# Start of RECORD SET
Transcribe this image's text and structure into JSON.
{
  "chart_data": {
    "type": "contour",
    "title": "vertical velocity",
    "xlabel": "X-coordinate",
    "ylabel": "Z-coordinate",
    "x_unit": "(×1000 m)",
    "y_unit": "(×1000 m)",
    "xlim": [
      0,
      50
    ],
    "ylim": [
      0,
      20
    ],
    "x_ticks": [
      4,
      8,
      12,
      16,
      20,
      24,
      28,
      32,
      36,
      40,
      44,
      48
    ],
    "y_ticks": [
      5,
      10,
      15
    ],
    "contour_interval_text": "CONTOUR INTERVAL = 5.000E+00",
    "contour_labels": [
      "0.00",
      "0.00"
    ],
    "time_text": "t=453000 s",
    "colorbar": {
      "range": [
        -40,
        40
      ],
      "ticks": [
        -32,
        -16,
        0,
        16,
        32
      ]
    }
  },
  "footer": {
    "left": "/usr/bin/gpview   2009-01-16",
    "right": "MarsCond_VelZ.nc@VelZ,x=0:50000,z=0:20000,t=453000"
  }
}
# End of RECORD SET
§ **REQUIRED WORK**:
All of the data needs to be reproduced exactly, with no line missing.

§ **OUTPUT**:
Transcribe this image's text and structure into JSON.
{
  "chart_data": {
    "type": "contour",
    "title": "vertical velocity",
    "xlabel": "X-coordinate",
    "ylabel": "Z-coordinate",
    "x_unit": "(×1000 m)",
    "y_unit": "(×1000 m)",
    "xlim": [
      0,
      50
    ],
    "ylim": [
      0,
      20
    ],
    "x_ticks": [
      4,
      8,
      12,
      16,
      20,
      24,
      28,
      32,
      36,
      40,
      44,
      48
    ],
    "y_ticks": [
      5,
      10,
      15
    ],
    "contour_interval_text": "CONTOUR INTERVAL = 5.000E+00",
    "contour_labels": [
      "0.00",
      "0.00"
    ],
    "time_text": "t=453000 s",
    "colorbar": {
      "range": [
        -40,
        40
      ],
      "ticks": [
        -32,
        -16,
        0,
        16,
        32
      ]
    }
  },
  "footer": {
    "left": "/usr/bin/gpview   2009-01-16",
    "right": "MarsCond_VelZ.nc@VelZ,x=0:50000,z=0:20000,t=453000"
  }
}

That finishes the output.